Data entries
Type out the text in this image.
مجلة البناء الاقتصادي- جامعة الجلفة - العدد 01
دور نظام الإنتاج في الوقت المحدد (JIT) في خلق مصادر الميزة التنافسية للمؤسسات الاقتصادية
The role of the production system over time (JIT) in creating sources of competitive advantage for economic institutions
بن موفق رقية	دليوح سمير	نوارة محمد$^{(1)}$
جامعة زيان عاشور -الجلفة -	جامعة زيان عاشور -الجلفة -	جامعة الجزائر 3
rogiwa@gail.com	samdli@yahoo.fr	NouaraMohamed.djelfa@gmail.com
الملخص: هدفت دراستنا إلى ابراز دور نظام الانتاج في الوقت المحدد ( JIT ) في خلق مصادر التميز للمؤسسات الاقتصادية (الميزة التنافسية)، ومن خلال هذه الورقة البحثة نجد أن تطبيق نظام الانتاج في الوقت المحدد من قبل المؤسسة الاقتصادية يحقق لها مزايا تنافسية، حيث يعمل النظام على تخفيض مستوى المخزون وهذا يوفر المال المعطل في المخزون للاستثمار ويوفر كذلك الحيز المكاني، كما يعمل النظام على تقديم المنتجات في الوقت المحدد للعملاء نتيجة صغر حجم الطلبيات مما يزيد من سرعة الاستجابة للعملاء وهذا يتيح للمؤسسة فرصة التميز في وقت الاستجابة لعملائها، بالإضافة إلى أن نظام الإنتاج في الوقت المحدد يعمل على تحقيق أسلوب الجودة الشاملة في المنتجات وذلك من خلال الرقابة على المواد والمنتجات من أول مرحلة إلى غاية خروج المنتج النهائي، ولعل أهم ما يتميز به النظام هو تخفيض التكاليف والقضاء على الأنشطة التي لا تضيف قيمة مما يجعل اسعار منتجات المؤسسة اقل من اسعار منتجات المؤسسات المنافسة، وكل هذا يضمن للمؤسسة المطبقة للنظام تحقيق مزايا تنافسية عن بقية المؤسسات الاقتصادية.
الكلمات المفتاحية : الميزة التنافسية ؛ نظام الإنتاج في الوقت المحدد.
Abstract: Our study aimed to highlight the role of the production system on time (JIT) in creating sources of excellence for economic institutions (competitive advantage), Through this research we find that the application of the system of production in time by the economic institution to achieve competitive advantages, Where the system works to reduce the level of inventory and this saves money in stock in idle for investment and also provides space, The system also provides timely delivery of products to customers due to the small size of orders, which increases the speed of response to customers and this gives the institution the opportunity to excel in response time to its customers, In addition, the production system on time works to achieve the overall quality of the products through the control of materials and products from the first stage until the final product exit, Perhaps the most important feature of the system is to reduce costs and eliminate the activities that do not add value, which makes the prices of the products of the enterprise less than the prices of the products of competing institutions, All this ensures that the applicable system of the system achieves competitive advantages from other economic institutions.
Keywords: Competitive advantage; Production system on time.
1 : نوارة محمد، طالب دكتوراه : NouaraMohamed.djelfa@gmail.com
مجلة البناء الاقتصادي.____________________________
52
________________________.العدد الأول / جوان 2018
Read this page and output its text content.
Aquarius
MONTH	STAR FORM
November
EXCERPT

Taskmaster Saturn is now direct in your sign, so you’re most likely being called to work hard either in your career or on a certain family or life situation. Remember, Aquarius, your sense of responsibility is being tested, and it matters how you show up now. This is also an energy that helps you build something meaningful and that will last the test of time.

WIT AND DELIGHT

● WHAT IS ASKED:
Please output every record, keeping each line exact.

● PROBLEM SOLUTION:
Type out the text in this image.
مجلة البناء الاقتصادي- جامعة الجلفة - العدد 01
دور نظام الإنتاج في الوقت المحدد (JIT) في خلق مصادر الميزة التنافسية للمؤسسات الاقتصادية
The role of the production system over time (JIT) in creating sources of competitive advantage for economic institutions
بن موفق رقية	دليوح سمير	نوارة محمد$^{(1)}$
جامعة زيان عاشور -الجلفة -	جامعة زيان عاشور -الجلفة -	جامعة الجزائر 3
rogiwa@gail.com	samdli@yahoo.fr	NouaraMohamed.djelfa@gmail.com
الملخص: هدفت دراستنا إلى ابراز دور نظام الانتاج في الوقت المحدد ( JIT ) في خلق مصادر التميز للمؤسسات الاقتصادية (الميزة التنافسية)، ومن خلال هذه الورقة البحثة نجد أن تطبيق نظام الانتاج في الوقت المحدد من قبل المؤسسة الاقتصادية يحقق لها مزايا تنافسية، حيث يعمل النظام على تخفيض مستوى المخزون وهذا يوفر المال المعطل في المخزون للاستثمار ويوفر كذلك الحيز المكاني، كما يعمل النظام على تقديم المنتجات في الوقت المحدد للعملاء نتيجة صغر حجم الطلبيات مما يزيد من سرعة الاستجابة للعملاء وهذا يتيح للمؤسسة فرصة التميز في وقت الاستجابة لعملائها، بالإضافة إلى أن نظام الإنتاج في الوقت المحدد يعمل على تحقيق أسلوب الجودة الشاملة في المنتجات وذلك من خلال الرقابة على المواد والمنتجات من أول مرحلة إلى غاية خروج المنتج النهائي، ولعل أهم ما يتميز به النظام هو تخفيض التكاليف والقضاء على الأنشطة التي لا تضيف قيمة مما يجعل اسعار منتجات المؤسسة اقل من اسعار منتجات المؤسسات المنافسة، وكل هذا يضمن للمؤسسة المطبقة للنظام تحقيق مزايا تنافسية عن بقية المؤسسات الاقتصادية.
الكلمات المفتاحية : الميزة التنافسية ؛ نظام الإنتاج في الوقت المحدد.
Abstract: Our study aimed to highlight the role of the production system on time (JIT) in creating sources of excellence for economic institutions (competitive advantage), Through this research we find that the application of the system of production in time by the economic institution to achieve competitive advantages, Where the system works to reduce the level of inventory and this saves money in stock in idle for investment and also provides space, The system also provides timely delivery of products to customers due to the small size of orders, which increases the speed of response to customers and this gives the institution the opportunity to excel in response time to its customers, In addition, the production system on time works to achieve the overall quality of the products through the control of materials and products from the first stage until the final product exit, Perhaps the most important feature of the system is to reduce costs and eliminate the activities that do not add value, which makes the prices of the products of the enterprise less than the prices of the products of competing institutions, All this ensures that the applicable system of the system achieves competitive advantages from other economic institutions.
Keywords: Competitive advantage; Production system on time.
1 : نوارة محمد، طالب دكتوراه : NouaraMohamed.djelfa@gmail.com
مجلة البناء الاقتصادي.____________________________
52
________________________.العدد الأول / جوان 2018
Read this page and output its text content.
Aquarius
MONTH	STAR FORM
November
EXCERPT

Taskmaster Saturn is now direct in your sign, so you’re most likely being called to work hard either in your career or on a certain family or life situation. Remember, Aquarius, your sense of responsibility is being tested, and it matters how you show up now. This is also an energy that helps you build something meaningful and that will last the test of time.

WIT AND DELIGHT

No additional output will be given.